#### Assignment
What you return must match the records character for character.

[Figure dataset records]

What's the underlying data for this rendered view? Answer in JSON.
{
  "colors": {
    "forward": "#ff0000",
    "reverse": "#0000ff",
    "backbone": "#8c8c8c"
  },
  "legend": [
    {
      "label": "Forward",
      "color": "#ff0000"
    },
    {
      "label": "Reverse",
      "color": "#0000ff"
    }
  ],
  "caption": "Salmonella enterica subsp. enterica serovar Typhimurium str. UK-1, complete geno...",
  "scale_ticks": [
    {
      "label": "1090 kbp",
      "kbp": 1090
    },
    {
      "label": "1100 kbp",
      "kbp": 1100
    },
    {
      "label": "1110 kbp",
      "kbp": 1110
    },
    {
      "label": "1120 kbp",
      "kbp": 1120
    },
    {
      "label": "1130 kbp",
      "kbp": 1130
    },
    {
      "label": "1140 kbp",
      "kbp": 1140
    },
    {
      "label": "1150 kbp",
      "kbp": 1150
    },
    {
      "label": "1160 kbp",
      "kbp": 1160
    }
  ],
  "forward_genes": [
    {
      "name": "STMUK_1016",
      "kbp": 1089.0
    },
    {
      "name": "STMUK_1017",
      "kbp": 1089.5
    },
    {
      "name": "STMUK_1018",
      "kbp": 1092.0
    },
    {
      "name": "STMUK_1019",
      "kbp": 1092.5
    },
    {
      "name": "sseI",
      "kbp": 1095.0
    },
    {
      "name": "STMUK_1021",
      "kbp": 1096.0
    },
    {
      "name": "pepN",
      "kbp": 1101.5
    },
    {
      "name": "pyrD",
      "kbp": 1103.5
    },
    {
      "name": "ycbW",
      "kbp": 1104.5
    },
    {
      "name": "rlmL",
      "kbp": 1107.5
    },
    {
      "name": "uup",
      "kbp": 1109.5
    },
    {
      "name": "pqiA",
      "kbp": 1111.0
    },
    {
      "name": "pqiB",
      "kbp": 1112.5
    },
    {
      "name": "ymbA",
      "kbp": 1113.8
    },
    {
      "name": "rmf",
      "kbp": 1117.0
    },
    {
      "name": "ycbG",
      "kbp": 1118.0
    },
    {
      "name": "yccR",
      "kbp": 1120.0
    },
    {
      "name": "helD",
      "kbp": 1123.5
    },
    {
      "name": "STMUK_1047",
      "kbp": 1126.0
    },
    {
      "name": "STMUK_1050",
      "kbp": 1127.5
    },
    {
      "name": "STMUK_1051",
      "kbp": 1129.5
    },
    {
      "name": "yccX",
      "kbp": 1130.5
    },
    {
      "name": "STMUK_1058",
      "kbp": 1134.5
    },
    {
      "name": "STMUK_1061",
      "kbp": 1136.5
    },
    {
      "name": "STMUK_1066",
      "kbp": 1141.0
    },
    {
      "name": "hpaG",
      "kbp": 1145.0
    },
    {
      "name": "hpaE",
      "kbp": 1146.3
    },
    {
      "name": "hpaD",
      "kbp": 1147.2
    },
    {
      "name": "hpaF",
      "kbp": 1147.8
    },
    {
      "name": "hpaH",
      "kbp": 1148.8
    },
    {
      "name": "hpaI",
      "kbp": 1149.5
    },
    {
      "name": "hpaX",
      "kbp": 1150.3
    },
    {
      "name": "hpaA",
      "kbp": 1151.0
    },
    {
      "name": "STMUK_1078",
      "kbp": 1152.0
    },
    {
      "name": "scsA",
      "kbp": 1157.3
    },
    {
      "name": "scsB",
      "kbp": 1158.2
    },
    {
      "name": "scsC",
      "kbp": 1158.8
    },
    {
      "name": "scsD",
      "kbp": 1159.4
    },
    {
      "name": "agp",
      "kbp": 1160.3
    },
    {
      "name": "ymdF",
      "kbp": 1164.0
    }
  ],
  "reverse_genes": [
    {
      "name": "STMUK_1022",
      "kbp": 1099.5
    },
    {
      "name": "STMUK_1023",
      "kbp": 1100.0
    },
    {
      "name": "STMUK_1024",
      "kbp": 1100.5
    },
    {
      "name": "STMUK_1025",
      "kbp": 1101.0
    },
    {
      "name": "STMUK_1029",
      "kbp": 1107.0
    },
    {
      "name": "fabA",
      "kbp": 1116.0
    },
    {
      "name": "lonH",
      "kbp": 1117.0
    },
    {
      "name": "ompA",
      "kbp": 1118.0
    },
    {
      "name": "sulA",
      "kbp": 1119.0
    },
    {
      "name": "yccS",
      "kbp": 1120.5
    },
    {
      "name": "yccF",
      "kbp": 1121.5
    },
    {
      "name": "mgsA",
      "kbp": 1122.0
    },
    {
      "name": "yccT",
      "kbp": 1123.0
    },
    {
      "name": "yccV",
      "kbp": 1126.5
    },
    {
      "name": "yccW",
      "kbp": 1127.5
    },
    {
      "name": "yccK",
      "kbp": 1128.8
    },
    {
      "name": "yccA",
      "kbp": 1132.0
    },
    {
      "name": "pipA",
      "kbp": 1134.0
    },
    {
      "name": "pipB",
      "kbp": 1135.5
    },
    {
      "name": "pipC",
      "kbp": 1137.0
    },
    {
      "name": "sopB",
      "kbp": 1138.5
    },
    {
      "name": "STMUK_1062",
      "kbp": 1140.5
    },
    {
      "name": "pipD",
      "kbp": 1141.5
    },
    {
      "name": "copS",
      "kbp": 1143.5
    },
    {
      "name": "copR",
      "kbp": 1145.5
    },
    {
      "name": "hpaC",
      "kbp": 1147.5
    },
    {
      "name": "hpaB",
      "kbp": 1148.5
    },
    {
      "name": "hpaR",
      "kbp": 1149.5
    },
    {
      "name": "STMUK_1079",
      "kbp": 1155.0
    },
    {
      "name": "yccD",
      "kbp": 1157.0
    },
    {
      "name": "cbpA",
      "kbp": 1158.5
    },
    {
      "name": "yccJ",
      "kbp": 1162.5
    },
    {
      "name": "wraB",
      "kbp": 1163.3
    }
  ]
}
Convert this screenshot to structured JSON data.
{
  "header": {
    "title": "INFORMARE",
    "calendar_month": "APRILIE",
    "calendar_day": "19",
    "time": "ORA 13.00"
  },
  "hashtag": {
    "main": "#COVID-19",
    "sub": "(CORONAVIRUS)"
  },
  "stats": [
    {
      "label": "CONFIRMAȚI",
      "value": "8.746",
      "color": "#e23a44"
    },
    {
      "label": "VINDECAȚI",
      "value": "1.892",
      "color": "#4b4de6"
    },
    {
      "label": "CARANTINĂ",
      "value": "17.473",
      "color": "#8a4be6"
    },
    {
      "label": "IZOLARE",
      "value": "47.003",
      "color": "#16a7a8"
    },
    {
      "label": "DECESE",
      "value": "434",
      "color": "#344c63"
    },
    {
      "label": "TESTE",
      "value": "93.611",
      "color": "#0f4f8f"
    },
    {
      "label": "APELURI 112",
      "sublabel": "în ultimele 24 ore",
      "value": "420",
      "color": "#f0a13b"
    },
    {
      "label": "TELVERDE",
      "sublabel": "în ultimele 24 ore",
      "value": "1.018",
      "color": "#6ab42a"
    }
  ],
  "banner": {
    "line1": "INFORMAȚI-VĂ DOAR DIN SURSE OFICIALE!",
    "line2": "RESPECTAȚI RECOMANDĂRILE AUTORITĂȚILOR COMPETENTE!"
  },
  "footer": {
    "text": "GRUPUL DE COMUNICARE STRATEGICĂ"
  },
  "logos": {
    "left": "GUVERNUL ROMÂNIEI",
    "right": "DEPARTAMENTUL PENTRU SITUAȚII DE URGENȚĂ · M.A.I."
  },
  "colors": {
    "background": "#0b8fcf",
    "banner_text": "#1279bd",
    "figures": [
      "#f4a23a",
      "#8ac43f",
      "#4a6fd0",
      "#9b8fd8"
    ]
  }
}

#### Answer to this task
What's the underlying data for this rendered view? Answer in JSON.
{
  "colors": {
    "forward": "#ff0000",
    "reverse": "#0000ff",
    "backbone": "#8c8c8c"
  },
  "legend": [
    {
      "label": "Forward",
      "color": "#ff0000"
    },
    {
      "label": "Reverse",
      "color": "#0000ff"
    }
  ],
  "caption": "Salmonella enterica subsp. enterica serovar Typhimurium str. UK-1, complete geno...",
  "scale_ticks": [
    {
      "label": "1090 kbp",
      "kbp": 1090
    },
    {
      "label": "1100 kbp",
      "kbp": 1100
    },
    {
      "label": "1110 kbp",
      "kbp": 1110
    },
    {
      "label": "1120 kbp",
      "kbp": 1120
    },
    {
      "label": "1130 kbp",
      "kbp": 1130
    },
    {
      "label": "1140 kbp",
      "kbp": 1140
    },
    {
      "label": "1150 kbp",
      "kbp": 1150
    },
    {
      "label": "1160 kbp",
      "kbp": 1160
    }
  ],
  "forward_genes": [
    {
      "name": "STMUK_1016",
      "kbp": 1089.0
    },
    {
      "name": "STMUK_1017",
      "kbp": 1089.5
    },
    {
      "name": "STMUK_1018",
      "kbp": 1092.0
    },
    {
      "name": "STMUK_1019",
      "kbp": 1092.5
    },
    {
      "name": "sseI",
      "kbp": 1095.0
    },
    {
      "name": "STMUK_1021",
      "kbp": 1096.0
    },
    {
      "name": "pepN",
      "kbp": 1101.5
    },
    {
      "name": "pyrD",
      "kbp": 1103.5
    },
    {
      "name": "ycbW",
      "kbp": 1104.5
    },
    {
      "name": "rlmL",
      "kbp": 1107.5
    },
    {
      "name": "uup",
      "kbp": 1109.5
    },
    {
      "name": "pqiA",
      "kbp": 1111.0
    },
    {
      "name": "pqiB",
      "kbp": 1112.5
    },
    {
      "name": "ymbA",
      "kbp": 1113.8
    },
    {
      "name": "rmf",
      "kbp": 1117.0
    },
    {
      "name": "ycbG",
      "kbp": 1118.0
    },
    {
      "name": "yccR",
      "kbp": 1120.0
    },
    {
      "name": "helD",
      "kbp": 1123.5
    },
    {
      "name": "STMUK_1047",
      "kbp": 1126.0
    },
    {
      "name": "STMUK_1050",
      "kbp": 1127.5
    },
    {
      "name": "STMUK_1051",
      "kbp": 1129.5
    },
    {
      "name": "yccX",
      "kbp": 1130.5
    },
    {
      "name": "STMUK_1058",
      "kbp": 1134.5
    },
    {
      "name": "STMUK_1061",
      "kbp": 1136.5
    },
    {
      "name": "STMUK_1066",
      "kbp": 1141.0
    },
    {
      "name": "hpaG",
      "kbp": 1145.0
    },
    {
      "name": "hpaE",
      "kbp": 1146.3
    },
    {
      "name": "hpaD",
      "kbp": 1147.2
    },
    {
      "name": "hpaF",
      "kbp": 1147.8
    },
    {
      "name": "hpaH",
      "kbp": 1148.8
    },
    {
      "name": "hpaI",
      "kbp": 1149.5
    },
    {
      "name": "hpaX",
      "kbp": 1150.3
    },
    {
      "name": "hpaA",
      "kbp": 1151.0
    },
    {
      "name": "STMUK_1078",
      "kbp": 1152.0
    },
    {
      "name": "scsA",
      "kbp": 1157.3
    },
    {
      "name": "scsB",
      "kbp": 1158.2
    },
    {
      "name": "scsC",
      "kbp": 1158.8
    },
    {
      "name": "scsD",
      "kbp": 1159.4
    },
    {
      "name": "agp",
      "kbp": 1160.3
    },
    {
      "name": "ymdF",
      "kbp": 1164.0
    }
  ],
  "reverse_genes": [
    {
      "name": "STMUK_1022",
      "kbp": 1099.5
    },
    {
      "name": "STMUK_1023",
      "kbp": 1100.0
    },
    {
      "name": "STMUK_1024",
      "kbp": 1100.5
    },
    {
      "name": "STMUK_1025",
      "kbp": 1101.0
    },
    {
      "name": "STMUK_1029",
      "kbp": 1107.0
    },
    {
      "name": "fabA",
      "kbp": 1116.0
    },
    {
      "name": "lonH",
      "kbp": 1117.0
    },
    {
      "name": "ompA",
      "kbp": 1118.0
    },
    {
      "name": "sulA",
      "kbp": 1119.0
    },
    {
      "name": "yccS",
      "kbp": 1120.5
    },
    {
      "name": "yccF",
      "kbp": 1121.5
    },
    {
      "name": "mgsA",
      "kbp": 1122.0
    },
    {
      "name": "yccT",
      "kbp": 1123.0
    },
    {
      "name": "yccV",
      "kbp": 1126.5
    },
    {
      "name": "yccW",
      "kbp": 1127.5
    },
    {
      "name": "yccK",
      "kbp": 1128.8
    },
    {
      "name": "yccA",
      "kbp": 1132.0
    },
    {
      "name": "pipA",
      "kbp": 1134.0
    },
    {
      "name": "pipB",
      "kbp": 1135.5
    },
    {
      "name": "pipC",
      "kbp": 1137.0
    },
    {
      "name": "sopB",
      "kbp": 1138.5
    },
    {
      "name": "STMUK_1062",
      "kbp": 1140.5
    },
    {
      "name": "pipD",
      "kbp": 1141.5
    },
    {
      "name": "copS",
      "kbp": 1143.5
    },
    {
      "name": "copR",
      "kbp": 1145.5
    },
    {
      "name": "hpaC",
      "kbp": 1147.5
    },
    {
      "name": "hpaB",
      "kbp": 1148.5
    },
    {
      "name": "hpaR",
      "kbp": 1149.5
    },
    {
      "name": "STMUK_1079",
      "kbp": 1155.0
    },
    {
      "name": "yccD",
      "kbp": 1157.0
    },
    {
      "name": "cbpA",
      "kbp": 1158.5
    },
    {
      "name": "yccJ",
      "kbp": 1162.5
    },
    {
      "name": "wraB",
      "kbp": 1163.3
    }
  ]
}
Convert this screenshot to structured JSON data.
{
  "header": {
    "title": "INFORMARE",
    "calendar_month": "APRILIE",
    "calendar_day": "19",
    "time": "ORA 13.00"
  },
  "hashtag": {
    "main": "#COVID-19",
    "sub": "(CORONAVIRUS)"
  },
  "stats": [
    {
      "label": "CONFIRMAȚI",
      "value": "8.746",
      "color": "#e23a44"
    },
    {
      "label": "VINDECAȚI",
      "value": "1.892",
      "color": "#4b4de6"
    },
    {
      "label": "CARANTINĂ",
      "value": "17.473",
      "color": "#8a4be6"
    },
    {
      "label": "IZOLARE",
      "value": "47.003",
      "color": "#16a7a8"
    },
    {
      "label": "DECESE",
      "value": "434",
      "color": "#344c63"
    },
    {
      "label": "TESTE",
      "value": "93.611",
      "color": "#0f4f8f"
    },
    {
      "label": "APELURI 112",
      "sublabel": "în ultimele 24 ore",
      "value": "420",
      "color": "#f0a13b"
    },
    {
      "label": "TELVERDE",
      "sublabel": "în ultimele 24 ore",
      "value": "1.018",
      "color": "#6ab42a"
    }
  ],
  "banner": {
    "line1": "INFORMAȚI-VĂ DOAR DIN SURSE OFICIALE!",
    "line2": "RESPECTAȚI RECOMANDĂRILE AUTORITĂȚILOR COMPETENTE!"
  },
  "footer": {
    "text": "GRUPUL DE COMUNICARE STRATEGICĂ"
  },
  "logos": {
    "left": "GUVERNUL ROMÂNIEI",
    "right": "DEPARTAMENTUL PENTRU SITUAȚII DE URGENȚĂ · M.A.I."
  },
  "colors": {
    "background": "#0b8fcf",
    "banner_text": "#1279bd",
    "figures": [
      "#f4a23a",
      "#8ac43f",
      "#4a6fd0",
      "#9b8fd8"
    ]
  }
}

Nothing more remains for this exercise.